Written task: Transcribe the data in full and exactly, omitting any pictures.

BEGIN Working data

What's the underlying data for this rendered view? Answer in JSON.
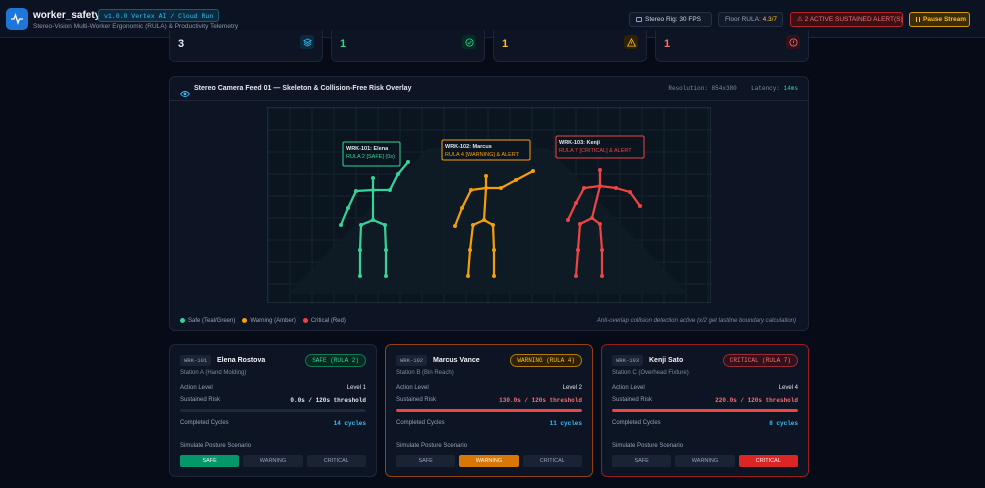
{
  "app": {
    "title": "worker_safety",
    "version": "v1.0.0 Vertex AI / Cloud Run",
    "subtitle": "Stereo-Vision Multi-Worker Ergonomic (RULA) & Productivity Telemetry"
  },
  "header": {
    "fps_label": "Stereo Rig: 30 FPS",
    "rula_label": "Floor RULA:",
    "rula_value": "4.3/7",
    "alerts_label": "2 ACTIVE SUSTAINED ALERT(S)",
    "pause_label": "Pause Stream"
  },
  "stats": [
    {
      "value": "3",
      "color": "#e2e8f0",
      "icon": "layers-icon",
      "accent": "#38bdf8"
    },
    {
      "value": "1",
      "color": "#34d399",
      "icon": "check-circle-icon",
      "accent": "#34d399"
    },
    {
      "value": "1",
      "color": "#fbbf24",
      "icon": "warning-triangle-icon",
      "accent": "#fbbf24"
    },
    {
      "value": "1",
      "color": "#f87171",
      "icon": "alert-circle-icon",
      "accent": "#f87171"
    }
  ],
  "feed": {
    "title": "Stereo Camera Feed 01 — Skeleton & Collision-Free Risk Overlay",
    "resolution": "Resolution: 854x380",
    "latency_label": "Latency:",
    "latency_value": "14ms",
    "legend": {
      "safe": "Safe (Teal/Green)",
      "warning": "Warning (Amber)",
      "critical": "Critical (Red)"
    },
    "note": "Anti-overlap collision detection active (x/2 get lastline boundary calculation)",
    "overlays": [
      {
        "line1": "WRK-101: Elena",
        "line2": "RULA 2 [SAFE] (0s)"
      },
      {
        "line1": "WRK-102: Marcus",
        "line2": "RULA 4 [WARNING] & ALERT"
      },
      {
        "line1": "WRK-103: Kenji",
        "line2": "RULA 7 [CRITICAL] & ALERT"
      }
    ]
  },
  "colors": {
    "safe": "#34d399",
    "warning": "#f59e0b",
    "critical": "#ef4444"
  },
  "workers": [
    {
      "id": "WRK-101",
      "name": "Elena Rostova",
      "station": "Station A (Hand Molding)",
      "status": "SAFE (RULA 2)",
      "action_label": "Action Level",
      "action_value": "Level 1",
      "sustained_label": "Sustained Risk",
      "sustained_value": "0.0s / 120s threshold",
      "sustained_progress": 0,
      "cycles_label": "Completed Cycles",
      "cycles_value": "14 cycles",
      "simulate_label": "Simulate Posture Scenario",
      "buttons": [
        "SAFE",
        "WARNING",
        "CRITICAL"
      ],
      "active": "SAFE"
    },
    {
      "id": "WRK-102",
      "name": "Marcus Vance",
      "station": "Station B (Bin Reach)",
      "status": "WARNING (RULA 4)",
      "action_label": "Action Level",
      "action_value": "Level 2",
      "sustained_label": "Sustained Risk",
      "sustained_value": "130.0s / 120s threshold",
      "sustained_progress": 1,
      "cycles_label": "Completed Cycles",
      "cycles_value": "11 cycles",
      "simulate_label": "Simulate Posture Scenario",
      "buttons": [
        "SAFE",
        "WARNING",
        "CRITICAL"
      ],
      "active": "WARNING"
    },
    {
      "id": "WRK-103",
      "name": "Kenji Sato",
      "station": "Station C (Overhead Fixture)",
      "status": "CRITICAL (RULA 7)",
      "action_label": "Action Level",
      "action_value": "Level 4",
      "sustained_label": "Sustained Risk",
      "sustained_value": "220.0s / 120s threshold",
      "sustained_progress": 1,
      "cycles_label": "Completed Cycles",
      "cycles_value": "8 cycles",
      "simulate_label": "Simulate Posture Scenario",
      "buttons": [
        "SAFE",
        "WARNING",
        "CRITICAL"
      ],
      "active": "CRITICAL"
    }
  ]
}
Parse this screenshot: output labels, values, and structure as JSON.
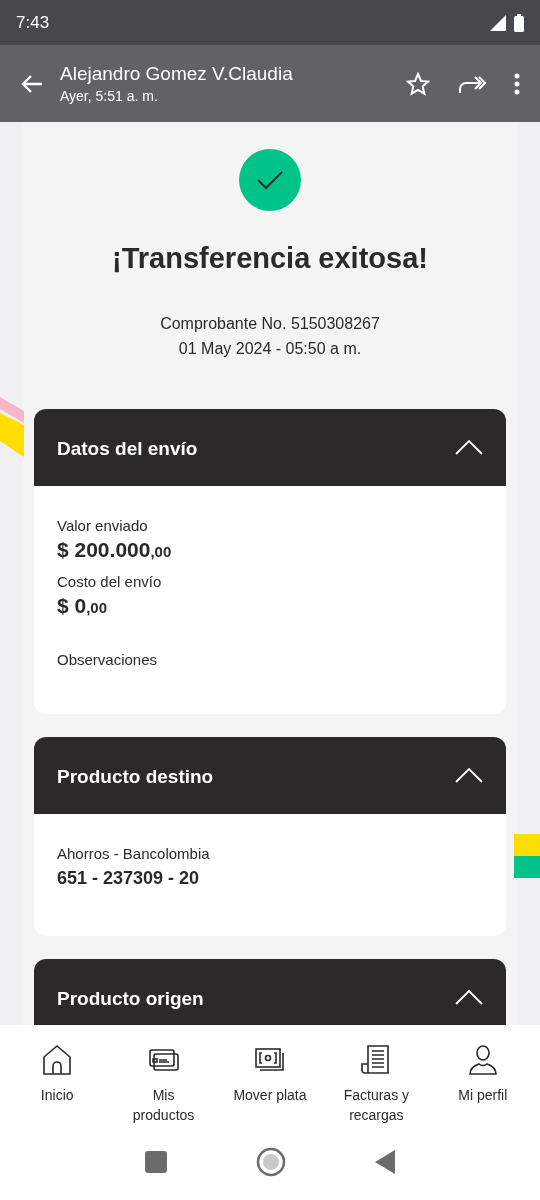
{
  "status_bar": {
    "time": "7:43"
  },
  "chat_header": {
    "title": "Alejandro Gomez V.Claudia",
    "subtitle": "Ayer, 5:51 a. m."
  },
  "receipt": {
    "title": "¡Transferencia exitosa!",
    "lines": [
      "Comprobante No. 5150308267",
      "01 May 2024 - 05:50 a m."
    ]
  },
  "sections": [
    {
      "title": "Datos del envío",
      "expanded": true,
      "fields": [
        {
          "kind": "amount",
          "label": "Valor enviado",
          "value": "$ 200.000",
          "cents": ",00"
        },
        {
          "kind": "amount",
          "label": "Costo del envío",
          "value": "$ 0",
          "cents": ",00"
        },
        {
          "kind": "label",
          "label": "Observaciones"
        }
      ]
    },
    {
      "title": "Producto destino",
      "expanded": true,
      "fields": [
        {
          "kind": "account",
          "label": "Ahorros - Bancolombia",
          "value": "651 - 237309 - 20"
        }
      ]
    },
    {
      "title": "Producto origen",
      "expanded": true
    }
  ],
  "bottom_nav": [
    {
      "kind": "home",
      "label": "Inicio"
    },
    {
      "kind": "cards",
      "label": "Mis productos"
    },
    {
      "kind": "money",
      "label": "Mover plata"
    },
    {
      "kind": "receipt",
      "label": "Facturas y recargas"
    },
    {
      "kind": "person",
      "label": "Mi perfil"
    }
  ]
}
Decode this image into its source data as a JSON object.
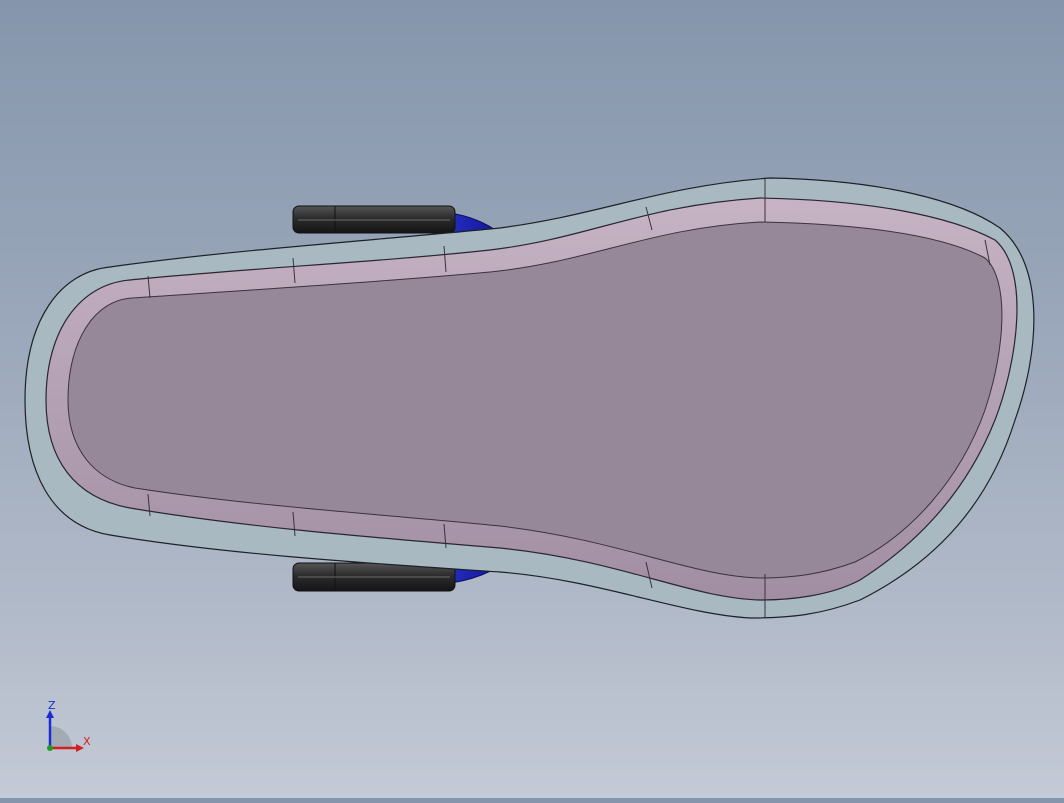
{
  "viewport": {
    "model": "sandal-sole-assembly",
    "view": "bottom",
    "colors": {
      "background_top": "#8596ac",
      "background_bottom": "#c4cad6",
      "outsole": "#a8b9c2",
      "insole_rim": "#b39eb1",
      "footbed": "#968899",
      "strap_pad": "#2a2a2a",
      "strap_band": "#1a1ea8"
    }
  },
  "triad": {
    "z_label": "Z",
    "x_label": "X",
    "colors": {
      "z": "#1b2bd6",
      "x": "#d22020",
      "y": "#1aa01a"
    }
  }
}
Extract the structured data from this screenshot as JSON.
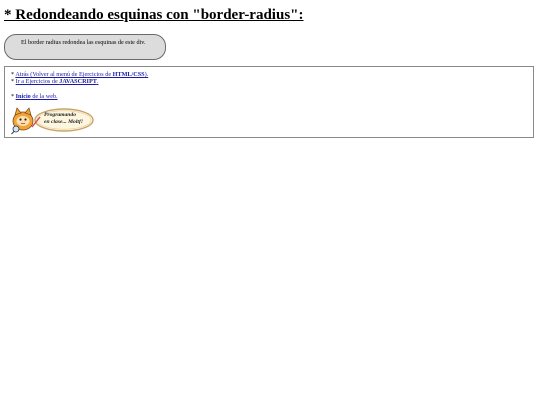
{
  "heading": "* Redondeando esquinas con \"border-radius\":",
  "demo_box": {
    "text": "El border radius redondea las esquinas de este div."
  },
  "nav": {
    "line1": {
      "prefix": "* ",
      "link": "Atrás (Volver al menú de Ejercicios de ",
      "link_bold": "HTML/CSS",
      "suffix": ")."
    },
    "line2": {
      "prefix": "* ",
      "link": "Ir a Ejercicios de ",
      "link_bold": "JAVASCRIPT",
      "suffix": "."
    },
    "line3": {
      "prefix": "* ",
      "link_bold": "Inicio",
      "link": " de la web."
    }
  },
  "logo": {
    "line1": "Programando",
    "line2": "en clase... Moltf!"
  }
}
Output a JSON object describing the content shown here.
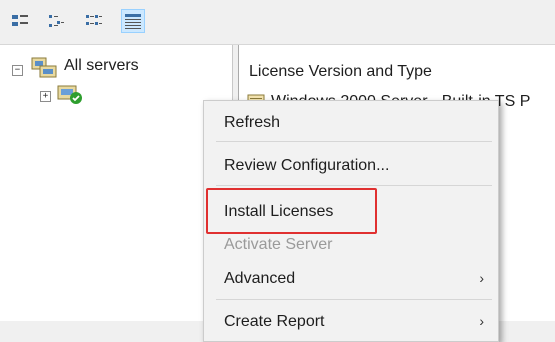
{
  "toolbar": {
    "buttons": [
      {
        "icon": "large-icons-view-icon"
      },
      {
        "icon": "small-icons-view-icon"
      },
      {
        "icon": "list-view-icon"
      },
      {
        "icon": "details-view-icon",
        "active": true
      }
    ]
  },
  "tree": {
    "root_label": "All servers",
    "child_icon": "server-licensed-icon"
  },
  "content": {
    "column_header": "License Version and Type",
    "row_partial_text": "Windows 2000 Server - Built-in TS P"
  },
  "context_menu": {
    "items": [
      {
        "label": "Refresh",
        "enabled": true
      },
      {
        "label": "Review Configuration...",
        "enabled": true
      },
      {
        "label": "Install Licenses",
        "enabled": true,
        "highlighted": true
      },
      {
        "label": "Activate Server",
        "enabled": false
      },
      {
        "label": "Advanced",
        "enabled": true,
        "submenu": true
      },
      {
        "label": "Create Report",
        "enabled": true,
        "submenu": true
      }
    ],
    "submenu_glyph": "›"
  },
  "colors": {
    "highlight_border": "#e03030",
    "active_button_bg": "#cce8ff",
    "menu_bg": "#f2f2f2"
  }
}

END Working data

Exercise answer:
What's the underlying data for this rendered view? Answer in JSON.
{
  "app": {
    "title": "worker_safety",
    "version": "v1.0.0 Vertex AI / Cloud Run",
    "subtitle": "Stereo-Vision Multi-Worker Ergonomic (RULA) & Productivity Telemetry"
  },
  "header": {
    "fps_label": "Stereo Rig: 30 FPS",
    "rula_label": "Floor RULA:",
    "rula_value": "4.3/7",
    "alerts_label": "2 ACTIVE SUSTAINED ALERT(S)",
    "pause_label": "Pause Stream"
  },
  "stats": [
    {
      "value": "3",
      "color": "#e2e8f0",
      "icon": "layers-icon",
      "accent": "#38bdf8"
    },
    {
      "value": "1",
      "color": "#34d399",
      "icon": "check-circle-icon",
      "accent": "#34d399"
    },
    {
      "value": "1",
      "color": "#fbbf24",
      "icon": "warning-triangle-icon",
      "accent": "#fbbf24"
    },
    {
      "value": "1",
      "color": "#f87171",
      "icon": "alert-circle-icon",
      "accent": "#f87171"
    }
  ],
  "feed": {
    "title": "Stereo Camera Feed 01 — Skeleton & Collision-Free Risk Overlay",
    "resolution": "Resolution: 854x380",
    "latency_label": "Latency:",
    "latency_value": "14ms",
    "legend": {
      "safe": "Safe (Teal/Green)",
      "warning": "Warning (Amber)",
      "critical": "Critical (Red)"
    },
    "note": "Anti-overlap collision detection active (x/2 get lastline boundary calculation)",
    "overlays": [
      {
        "line1": "WRK-101: Elena",
        "line2": "RULA 2 [SAFE] (0s)"
      },
      {
        "line1": "WRK-102: Marcus",
        "line2": "RULA 4 [WARNING] & ALERT"
      },
      {
        "line1": "WRK-103: Kenji",
        "line2": "RULA 7 [CRITICAL] & ALERT"
      }
    ]
  },
  "colors": {
    "safe": "#34d399",
    "warning": "#f59e0b",
    "critical": "#ef4444"
  },
  "workers": [
    {
      "id": "WRK-101",
      "name": "Elena Rostova",
      "station": "Station A (Hand Molding)",
      "status": "SAFE (RULA 2)",
      "action_label": "Action Level",
      "action_value": "Level 1",
      "sustained_label": "Sustained Risk",
      "sustained_value": "0.0s / 120s threshold",
      "sustained_progress": 0,
      "cycles_label": "Completed Cycles",
      "cycles_value": "14 cycles",
      "simulate_label": "Simulate Posture Scenario",
      "buttons": [
        "SAFE",
        "WARNING",
        "CRITICAL"
      ],
      "active": "SAFE"
    },
    {
      "id": "WRK-102",
      "name": "Marcus Vance",
      "station": "Station B (Bin Reach)",
      "status": "WARNING (RULA 4)",
      "action_label": "Action Level",
      "action_value": "Level 2",
      "sustained_label": "Sustained Risk",
      "sustained_value": "130.0s / 120s threshold",
      "sustained_progress": 1,
      "cycles_label": "Completed Cycles",
      "cycles_value": "11 cycles",
      "simulate_label": "Simulate Posture Scenario",
      "buttons": [
        "SAFE",
        "WARNING",
        "CRITICAL"
      ],
      "active": "WARNING"
    },
    {
      "id": "WRK-103",
      "name": "Kenji Sato",
      "station": "Station C (Overhead Fixture)",
      "status": "CRITICAL (RULA 7)",
      "action_label": "Action Level",
      "action_value": "Level 4",
      "sustained_label": "Sustained Risk",
      "sustained_value": "220.0s / 120s threshold",
      "sustained_progress": 1,
      "cycles_label": "Completed Cycles",
      "cycles_value": "8 cycles",
      "simulate_label": "Simulate Posture Scenario",
      "buttons": [
        "SAFE",
        "WARNING",
        "CRITICAL"
      ],
      "active": "CRITICAL"
    }
  ]
}
Parse this screenshot: output labels, values, and structure as JSON.
{
  "status_bar": {
    "time": "7:43"
  },
  "chat_header": {
    "title": "Alejandro Gomez V.Claudia",
    "subtitle": "Ayer, 5:51 a. m."
  },
  "receipt": {
    "title": "¡Transferencia exitosa!",
    "lines": [
      "Comprobante No. 5150308267",
      "01 May 2024 - 05:50 a m."
    ]
  },
  "sections": [
    {
      "title": "Datos del envío",
      "expanded": true,
      "fields": [
        {
          "kind": "amount",
          "label": "Valor enviado",
          "value": "$ 200.000",
          "cents": ",00"
        },
        {
          "kind": "amount",
          "label": "Costo del envío",
          "value": "$ 0",
          "cents": ",00"
        },
        {
          "kind": "label",
          "label": "Observaciones"
        }
      ]
    },
    {
      "title": "Producto destino",
      "expanded": true,
      "fields": [
        {
          "kind": "account",
          "label": "Ahorros - Bancolombia",
          "value": "651 - 237309 - 20"
        }
      ]
    },
    {
      "title": "Producto origen",
      "expanded": true
    }
  ],
  "bottom_nav": [
    {
      "kind": "home",
      "label": "Inicio"
    },
    {
      "kind": "cards",
      "label": "Mis productos"
    },
    {
      "kind": "money",
      "label": "Mover plata"
    },
    {
      "kind": "receipt",
      "label": "Facturas y recargas"
    },
    {
      "kind": "person",
      "label": "Mi perfil"
    }
  ]
}
Decode this image into its source data as a JSON object.
{
  "viewport": {
    "model": "sandal-sole-assembly",
    "view": "bottom",
    "colors": {
      "background_top": "#8596ac",
      "background_bottom": "#c4cad6",
      "outsole": "#a8b9c2",
      "insole_rim": "#b39eb1",
      "footbed": "#968899",
      "strap_pad": "#2a2a2a",
      "strap_band": "#1a1ea8"
    }
  },
  "triad": {
    "z_label": "Z",
    "x_label": "X",
    "colors": {
      "z": "#1b2bd6",
      "x": "#d22020",
      "y": "#1aa01a"
    }
  }
}
Extract the structured data from this screenshot as JSON.
{
  "heading": "* Redondeando esquinas con \"border-radius\":",
  "demo_box": {
    "text": "El border radius redondea las esquinas de este div."
  },
  "nav": {
    "line1": {
      "prefix": "* ",
      "link": "Atrás (Volver al menú de Ejercicios de ",
      "link_bold": "HTML/CSS",
      "suffix": ")."
    },
    "line2": {
      "prefix": "* ",
      "link": "Ir a Ejercicios de ",
      "link_bold": "JAVASCRIPT",
      "suffix": "."
    },
    "line3": {
      "prefix": "* ",
      "link_bold": "Inicio",
      "link": " de la web."
    }
  },
  "logo": {
    "line1": "Programando",
    "line2": "en clase... Moltf!"
  }
}
Output a JSON object describing the content shown here.
{
  "toolbar": {
    "buttons": [
      {
        "icon": "large-icons-view-icon"
      },
      {
        "icon": "small-icons-view-icon"
      },
      {
        "icon": "list-view-icon"
      },
      {
        "icon": "details-view-icon",
        "active": true
      }
    ]
  },
  "tree": {
    "root_label": "All servers",
    "child_icon": "server-licensed-icon"
  },
  "content": {
    "column_header": "License Version and Type",
    "row_partial_text": "Windows 2000 Server - Built-in TS P"
  },
  "context_menu": {
    "items": [
      {
        "label": "Refresh",
        "enabled": true
      },
      {
        "label": "Review Configuration...",
        "enabled": true
      },
      {
        "label": "Install Licenses",
        "enabled": true,
        "highlighted": true
      },
      {
        "label": "Activate Server",
        "enabled": false
      },
      {
        "label": "Advanced",
        "enabled": true,
        "submenu": true
      },
      {
        "label": "Create Report",
        "enabled": true,
        "submenu": true
      }
    ],
    "submenu_glyph": "›"
  },
  "colors": {
    "highlight_border": "#e03030",
    "active_button_bg": "#cce8ff",
    "menu_bg": "#f2f2f2"
  }
}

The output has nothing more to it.